STATED EXERCISE A – In the article about JutoLake, how many records did the customer's data set contain?

PASSAGE –
JutoLake - Analytics with no boundaries
Author: Omid Vahdaty 18.11.2020
How It all started with a customer use case
A customer who has 42 billion records came to me and wished to make a self service BI dashboard for an end customer. Meaning, Our customer wants to give his end customer a direct access to the data, or in other words, give the end customer the ability to query 42 billion records on production. The idea was to let him build a live dashboard without knowing what he is going to do, which aggregations, which metrics and which dimensions.
When the information is not properly organized, it is not clear what would be the cost and whether it can even theoretically work, therefore, I said it can’t be done. In turn, they asked, what can be done and what can be compromised to make it work?
After a few days of thinking, I came back with an answer:
Let’s make a 10 days POC. I’ll look at the data, check the infrastructure, perform some benchmarks and try to put something together. Eventually, I went back to the client with a solution.
It’s not the first time I’ve been approached with such a use case.
What was different here?
This time I didn’t refuse, but invested my full experience to solve the problem and it made me think. What if tomorrow a customer will come with a bigger scale, lets say 100 billion records, or 500 billion records, or a trillion or 10 trillion and then what? How do I solve the problem?
Questions we asked ourselves
- If we do a POC, invest money and energy, we would have an interesting use case, but will it work?
Will it be fast? Cheap? Simple?
- Should it be in the cloud or in a data center?
- Where can I find trillions of records for the POC?
- What BI vendor can support billion or trillions of records?
I made some inquiries and I found out that the only vendor that has stated that it supported 4 billion records is Qlik.
It needs proper hardware, but one can put in 4 billion records and it will take care of it.
It also means, that before you are reaching Qlik, you should take care of all the trillions.
I went to the drawing board to look for solutions
A taste of the engineering complexity
BigQuery has 2 configurations: flat rate or pay as you go.
Flat rate is like any clusters of servers you know.
In a rough estimate:
Queries- Suppose we pay $30,000 per month on X fixed servers- $360,000 annual fee.
Storage on the order of 1 Petabyte, i.e. 1000 Terabytes, each tera costs $20 per month- $240,000 annual fee.
BigQuery flat rate- $600,000.
pay as you go:
Storage– the same amount but the price will be $5 per terabyte. If we want to analyze all the petabytes everyday, we will reach a cost of $5000 per day!!! All that just for the BI.
It means, at night there will be an automation that will run the data and give us an answer of aggregation into the BI, and in the morning, we will have a ready dashboard.
$5000 per day, 30 days- $150,000 per month.
BigQuery pay as you go- $2,000,000
If we summarize the possibility of using BigQuery, flat rate will save us about 80% of the cost in a simple design.
So what’s the problem?
The flat rate has a limited amount of resources, You will have to “grease” the system a lot, do a lot of experiments to make it work and eventually, you will reach a cost of about a million dollar a year.
Using Snowflake costs about $2 per hour for the smallest server and about $256 per hour for the largest service.
Now you have to start trying. If we’ll take something in the middle, around $64 per hour, 10 hours overnight, 365 days because we want it to run everyday- The cost will be $233,000 just for the compute.

STATED EXERCISE B – In the rows below, copy word for word the lines starting with the line that contains "bar-rejected (582, 528, 669, 544)" and going on through the line that contains "chart-card-completed-surveys: Couple's Surveys".

RECORDS FOR THIS EXERCISE –
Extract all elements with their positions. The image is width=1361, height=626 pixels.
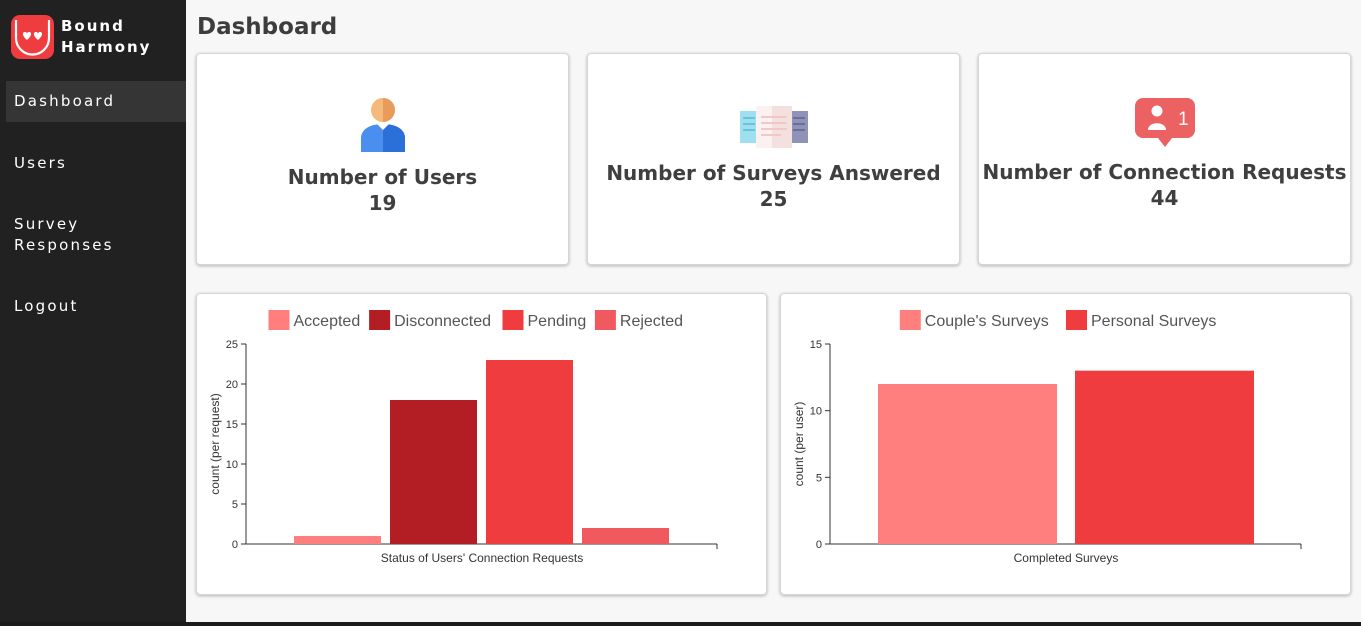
bar-rejected (582, 528, 669, 544)
x-axis-title: Completed Surveys (1014, 551, 1119, 565)
connection-status-bar-chart: Accepted Disconnected Pending Rejected 0 5 10 1… (208, 310, 718, 565)
legend-swatch (899, 310, 921, 330)
legend-label: Pending (528, 313, 587, 330)
legend-label: Rejected (620, 313, 683, 330)
y-tick-label: 15 (810, 339, 822, 351)
legend-swatch (1066, 310, 1087, 330)
legend-label: Personal Surveys (1091, 313, 1216, 330)
heart-logo-icon (11, 15, 54, 59)
stat-value: 25 (759, 187, 788, 211)
chart-card-completed-surveys: Couple's Surveys Personal Surveys 0 5 10 15 Co… (780, 293, 1351, 595)
sidebar-item-survey-responses[interactable]: Survey Responses (6, 214, 156, 256)
window-bottom-edge (0, 622, 1361, 626)
y-tick-label: 25 (226, 339, 238, 351)
bar-couple-s-surveys (878, 384, 1057, 544)
user-icon (360, 98, 405, 152)
stat-card-surveys: Number of Surveys Answered 25 (587, 53, 960, 265)
stat-value: 19 (368, 191, 397, 215)
stat-label: Number of Users (287, 165, 478, 189)
bar-disconnected (390, 400, 477, 544)
y-tick-label: 10 (226, 459, 238, 471)
main-content: Dashboard Number of Users 19 (186, 0, 1361, 626)
notification-badge-icon: 1 (1134, 98, 1195, 147)
y-tick-label: 10 (810, 406, 822, 418)
stat-label: Number of Surveys Answered (606, 161, 941, 185)
y-tick-label: 5 (232, 499, 238, 511)
page-title: Dashboard (197, 14, 338, 40)
legend-label: Disconnected (394, 313, 491, 330)
brand-name-line1: Bound (61, 17, 125, 35)
bar-personal-surveys (1075, 370, 1254, 544)
brand-name-line2: Harmony (61, 38, 152, 56)
sidebar-item-logout[interactable]: Logout (6, 296, 186, 317)
y-axis-title: count (per user) (792, 402, 806, 487)
sidebar-item-label: Users (14, 154, 68, 172)
surveys-icon (739, 106, 808, 148)
sidebar-item-users[interactable]: Users (6, 153, 186, 174)
stat-card-users: Number of Users 19 (196, 53, 569, 265)
bar-pending (486, 360, 573, 544)
sidebar-item-dashboard[interactable]: Dashboard (6, 81, 186, 122)
y-tick-label: 20 (226, 379, 238, 391)
stat-value: 44 (1150, 186, 1179, 210)
stat-label: Number of Connection Requests (982, 160, 1347, 184)
y-tick-label: 0 (816, 539, 822, 551)
y-tick-label: 15 (226, 419, 238, 431)
legend-label: Couple's Surveys (925, 313, 1049, 330)
legend-swatch (594, 310, 616, 330)
legend-swatch (502, 310, 524, 330)
legend-swatch (268, 310, 290, 330)
sidebar-item-label: Logout (14, 297, 79, 315)
bar-accepted (294, 536, 381, 544)
chart-card-connection-status: Accepted Disconnected Pending Rejected 0 5 10 1… (196, 293, 767, 595)
brand[interactable]: Bound Harmony (10, 14, 151, 60)
notification-badge-count: 1 (1178, 109, 1189, 130)
legend-label: Accepted (294, 313, 361, 330)
y-tick-label: 0 (232, 539, 238, 551)
legend-swatch (369, 310, 391, 330)
sidebar-item-label: Survey Responses (14, 215, 114, 254)
sidebar: Bound Harmony Dashboard Users Survey Res… (0, 0, 186, 626)
y-tick-label: 5 (816, 472, 822, 484)
completed-surveys-bar-chart: Couple's Surveys Personal Surveys 0 5 10 15 Co… (792, 310, 1302, 565)
stat-card-connection-requests: 1 Number of Connection Requests 44 (978, 53, 1351, 265)
sidebar-item-label: Dashboard (14, 92, 116, 110)
y-axis-title: count (per request) (208, 393, 222, 494)
x-axis-title: Status of Users' Connection Requests (381, 551, 583, 565)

TASK RESULT A – 42 billion records.

TASK RESULT B –
bar-rejected (582, 528, 669, 544)
x-axis-title: Completed Surveys (1014, 551, 1119, 565)
connection-status-bar-chart: Accepted Disconnected Pending Rejected 0 5 10 1… (208, 310, 718, 565)
legend-swatch (899, 310, 921, 330)
legend-label: Pending (528, 313, 587, 330)
legend-label: Rejected (620, 313, 683, 330)
y-tick-label: 15 (810, 339, 822, 351)
legend-swatch (1066, 310, 1087, 330)
legend-label: Personal Surveys (1091, 313, 1216, 330)
heart-logo-icon (11, 15, 54, 59)
stat-value: 25 (759, 187, 788, 211)
chart-card-completed-surveys: Couple's Surveys Personal Surveys 0 5 10 15 Co… (780, 293, 1351, 595)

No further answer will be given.